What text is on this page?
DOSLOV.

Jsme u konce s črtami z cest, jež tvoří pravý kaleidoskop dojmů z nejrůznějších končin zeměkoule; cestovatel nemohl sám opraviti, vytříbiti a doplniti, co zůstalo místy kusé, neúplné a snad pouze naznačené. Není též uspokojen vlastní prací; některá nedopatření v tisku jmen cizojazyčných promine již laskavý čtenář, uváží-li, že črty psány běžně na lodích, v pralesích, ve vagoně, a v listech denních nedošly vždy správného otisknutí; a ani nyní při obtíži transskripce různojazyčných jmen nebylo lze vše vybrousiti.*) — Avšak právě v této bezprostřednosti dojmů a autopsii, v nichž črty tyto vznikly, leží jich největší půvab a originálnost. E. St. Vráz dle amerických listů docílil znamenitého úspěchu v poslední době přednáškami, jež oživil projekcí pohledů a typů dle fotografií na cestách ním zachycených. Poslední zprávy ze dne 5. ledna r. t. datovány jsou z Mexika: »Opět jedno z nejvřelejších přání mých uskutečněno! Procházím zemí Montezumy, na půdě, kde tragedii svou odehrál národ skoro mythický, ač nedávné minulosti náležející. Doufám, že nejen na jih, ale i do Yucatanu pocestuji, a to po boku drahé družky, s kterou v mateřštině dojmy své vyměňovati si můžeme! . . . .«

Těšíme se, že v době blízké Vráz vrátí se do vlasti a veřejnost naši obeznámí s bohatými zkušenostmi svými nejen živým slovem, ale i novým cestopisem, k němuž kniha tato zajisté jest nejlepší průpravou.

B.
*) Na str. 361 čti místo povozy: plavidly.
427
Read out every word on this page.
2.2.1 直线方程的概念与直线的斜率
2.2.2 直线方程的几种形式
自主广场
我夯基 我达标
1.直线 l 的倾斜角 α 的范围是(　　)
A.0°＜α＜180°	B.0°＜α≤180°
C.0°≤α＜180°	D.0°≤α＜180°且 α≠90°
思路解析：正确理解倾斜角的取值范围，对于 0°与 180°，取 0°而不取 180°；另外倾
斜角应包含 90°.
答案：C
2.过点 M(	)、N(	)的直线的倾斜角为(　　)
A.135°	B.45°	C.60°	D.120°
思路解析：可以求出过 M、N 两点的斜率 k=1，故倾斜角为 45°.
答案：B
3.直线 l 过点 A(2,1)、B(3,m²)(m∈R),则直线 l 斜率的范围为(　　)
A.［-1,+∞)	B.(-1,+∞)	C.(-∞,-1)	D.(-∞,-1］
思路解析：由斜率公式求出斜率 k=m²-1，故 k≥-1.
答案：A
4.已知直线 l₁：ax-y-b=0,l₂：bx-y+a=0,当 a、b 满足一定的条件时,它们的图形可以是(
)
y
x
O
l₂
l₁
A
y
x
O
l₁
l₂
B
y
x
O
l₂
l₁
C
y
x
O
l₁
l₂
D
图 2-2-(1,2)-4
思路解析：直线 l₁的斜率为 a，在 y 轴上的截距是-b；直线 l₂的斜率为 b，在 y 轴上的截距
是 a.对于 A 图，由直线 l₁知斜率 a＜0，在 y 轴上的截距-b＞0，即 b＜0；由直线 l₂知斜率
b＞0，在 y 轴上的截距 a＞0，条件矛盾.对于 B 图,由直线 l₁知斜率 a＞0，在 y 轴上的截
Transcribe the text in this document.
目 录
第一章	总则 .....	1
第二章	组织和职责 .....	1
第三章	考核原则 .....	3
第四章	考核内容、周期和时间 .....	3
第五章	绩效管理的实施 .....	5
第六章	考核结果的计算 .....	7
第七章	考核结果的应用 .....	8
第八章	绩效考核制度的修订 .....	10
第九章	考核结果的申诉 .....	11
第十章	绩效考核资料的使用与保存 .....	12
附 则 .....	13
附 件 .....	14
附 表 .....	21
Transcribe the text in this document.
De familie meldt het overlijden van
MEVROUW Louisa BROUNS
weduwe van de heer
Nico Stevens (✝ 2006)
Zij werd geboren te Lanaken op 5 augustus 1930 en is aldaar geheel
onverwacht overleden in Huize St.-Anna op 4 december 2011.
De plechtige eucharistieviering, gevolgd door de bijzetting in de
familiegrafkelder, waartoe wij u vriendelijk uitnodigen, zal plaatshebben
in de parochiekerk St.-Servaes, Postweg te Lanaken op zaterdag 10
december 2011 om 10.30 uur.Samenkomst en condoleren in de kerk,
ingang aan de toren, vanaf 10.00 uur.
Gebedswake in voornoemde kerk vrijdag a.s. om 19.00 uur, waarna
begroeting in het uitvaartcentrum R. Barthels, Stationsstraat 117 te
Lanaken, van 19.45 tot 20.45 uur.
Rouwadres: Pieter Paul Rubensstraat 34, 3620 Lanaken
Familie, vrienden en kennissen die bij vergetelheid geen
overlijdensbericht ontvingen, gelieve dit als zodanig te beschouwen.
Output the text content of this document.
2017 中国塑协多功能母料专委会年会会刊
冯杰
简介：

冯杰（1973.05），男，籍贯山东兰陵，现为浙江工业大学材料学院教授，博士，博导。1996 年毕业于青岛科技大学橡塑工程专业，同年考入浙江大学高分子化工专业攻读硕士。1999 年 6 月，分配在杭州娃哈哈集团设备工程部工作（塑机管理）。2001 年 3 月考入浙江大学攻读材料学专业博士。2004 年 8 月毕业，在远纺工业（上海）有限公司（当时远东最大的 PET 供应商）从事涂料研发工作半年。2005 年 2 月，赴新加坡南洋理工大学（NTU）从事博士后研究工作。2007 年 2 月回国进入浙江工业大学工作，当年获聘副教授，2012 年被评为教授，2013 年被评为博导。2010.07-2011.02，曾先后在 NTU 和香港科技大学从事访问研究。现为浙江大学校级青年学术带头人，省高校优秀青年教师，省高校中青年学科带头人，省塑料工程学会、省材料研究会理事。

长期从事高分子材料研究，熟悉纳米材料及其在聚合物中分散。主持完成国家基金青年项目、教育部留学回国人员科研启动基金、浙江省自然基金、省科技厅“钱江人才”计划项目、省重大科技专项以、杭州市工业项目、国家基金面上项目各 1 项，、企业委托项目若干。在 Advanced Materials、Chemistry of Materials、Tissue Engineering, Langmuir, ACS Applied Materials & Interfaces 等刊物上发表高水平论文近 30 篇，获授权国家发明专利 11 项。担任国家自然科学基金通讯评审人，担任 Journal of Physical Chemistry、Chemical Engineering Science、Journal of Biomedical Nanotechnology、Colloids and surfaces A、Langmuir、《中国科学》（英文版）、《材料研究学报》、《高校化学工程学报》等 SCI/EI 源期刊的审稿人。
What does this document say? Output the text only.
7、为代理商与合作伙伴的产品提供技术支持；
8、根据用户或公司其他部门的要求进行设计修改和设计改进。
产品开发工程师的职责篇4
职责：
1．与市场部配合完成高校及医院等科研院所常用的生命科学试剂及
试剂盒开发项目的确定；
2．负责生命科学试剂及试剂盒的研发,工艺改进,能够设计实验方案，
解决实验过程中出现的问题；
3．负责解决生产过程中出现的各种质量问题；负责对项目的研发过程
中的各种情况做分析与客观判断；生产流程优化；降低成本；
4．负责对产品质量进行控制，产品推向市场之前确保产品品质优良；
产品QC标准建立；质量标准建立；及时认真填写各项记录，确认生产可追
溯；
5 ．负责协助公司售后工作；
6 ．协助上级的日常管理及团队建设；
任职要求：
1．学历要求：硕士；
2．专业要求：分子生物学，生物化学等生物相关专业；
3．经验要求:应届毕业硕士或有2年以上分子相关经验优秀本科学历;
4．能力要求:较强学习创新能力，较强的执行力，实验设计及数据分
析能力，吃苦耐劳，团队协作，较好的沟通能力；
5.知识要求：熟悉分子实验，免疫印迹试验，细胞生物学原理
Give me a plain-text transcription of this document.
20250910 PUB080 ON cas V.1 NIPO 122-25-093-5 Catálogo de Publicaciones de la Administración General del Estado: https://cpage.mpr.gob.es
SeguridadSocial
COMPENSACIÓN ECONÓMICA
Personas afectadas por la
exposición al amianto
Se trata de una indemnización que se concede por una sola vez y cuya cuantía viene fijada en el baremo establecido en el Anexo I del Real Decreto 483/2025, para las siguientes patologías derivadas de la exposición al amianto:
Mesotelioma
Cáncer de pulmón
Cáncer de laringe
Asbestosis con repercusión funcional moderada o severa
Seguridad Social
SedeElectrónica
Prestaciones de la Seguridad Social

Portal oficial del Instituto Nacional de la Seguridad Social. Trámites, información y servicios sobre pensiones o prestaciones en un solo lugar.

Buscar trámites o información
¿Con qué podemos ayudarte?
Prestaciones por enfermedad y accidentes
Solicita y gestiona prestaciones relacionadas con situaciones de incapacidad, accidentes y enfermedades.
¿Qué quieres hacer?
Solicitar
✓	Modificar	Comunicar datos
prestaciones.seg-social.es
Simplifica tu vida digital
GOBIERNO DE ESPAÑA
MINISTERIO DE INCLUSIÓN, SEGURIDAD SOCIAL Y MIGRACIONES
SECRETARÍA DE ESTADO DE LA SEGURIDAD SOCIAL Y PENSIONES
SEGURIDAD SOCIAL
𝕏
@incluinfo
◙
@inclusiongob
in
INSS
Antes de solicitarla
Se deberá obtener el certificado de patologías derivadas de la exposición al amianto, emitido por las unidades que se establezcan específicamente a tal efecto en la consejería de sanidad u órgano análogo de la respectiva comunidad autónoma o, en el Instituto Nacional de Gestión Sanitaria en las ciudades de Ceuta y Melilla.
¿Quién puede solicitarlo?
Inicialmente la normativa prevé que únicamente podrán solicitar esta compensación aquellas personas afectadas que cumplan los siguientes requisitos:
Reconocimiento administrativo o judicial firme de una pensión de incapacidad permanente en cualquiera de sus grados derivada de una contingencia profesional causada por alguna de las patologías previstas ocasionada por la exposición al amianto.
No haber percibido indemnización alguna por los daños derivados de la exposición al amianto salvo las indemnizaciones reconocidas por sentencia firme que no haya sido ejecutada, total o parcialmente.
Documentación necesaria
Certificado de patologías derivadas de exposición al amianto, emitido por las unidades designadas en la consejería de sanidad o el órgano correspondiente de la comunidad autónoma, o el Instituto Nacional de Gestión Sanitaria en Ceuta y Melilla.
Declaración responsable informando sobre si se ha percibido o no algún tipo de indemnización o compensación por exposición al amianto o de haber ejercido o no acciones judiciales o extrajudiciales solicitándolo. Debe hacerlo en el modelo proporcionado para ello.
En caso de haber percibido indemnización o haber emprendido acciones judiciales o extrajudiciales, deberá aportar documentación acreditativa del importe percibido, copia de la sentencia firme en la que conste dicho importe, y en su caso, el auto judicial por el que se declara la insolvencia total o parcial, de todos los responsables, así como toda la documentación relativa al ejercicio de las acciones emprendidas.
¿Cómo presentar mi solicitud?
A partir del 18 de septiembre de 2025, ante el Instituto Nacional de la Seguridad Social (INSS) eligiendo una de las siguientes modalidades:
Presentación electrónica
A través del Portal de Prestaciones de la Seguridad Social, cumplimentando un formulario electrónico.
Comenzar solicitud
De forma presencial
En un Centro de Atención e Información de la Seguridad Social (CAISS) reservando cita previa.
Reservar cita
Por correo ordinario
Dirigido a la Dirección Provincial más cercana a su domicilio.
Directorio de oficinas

_EXERCISE OBJECTIVE_. Where does the word "deberá" appear? Return each line that holds it.

_RESPONSE BELOW_.
Se deberá obtener el certificado de patologías derivadas de la exposición al amianto, emitido por las unidades que se establezcan específicamente a tal efecto en la consejería de sanidad u órgano análogo de la respectiva comunidad autónoma o, en el Instituto Nacional de Gestión Sanitaria en las ciudades de Ceuta y Melilla.
En caso de haber percibido indemnización o haber emprendido acciones judiciales o extrajudiciales, deberá aportar documentación acreditativa del importe percibido, copia de la sentencia firme en la que conste dicho importe, y en su caso, el auto judicial por el que se declara la insolvencia total o parcial, de todos los responsables, así como toda la documentación relativa al ejercicio de las acciones emprendidas.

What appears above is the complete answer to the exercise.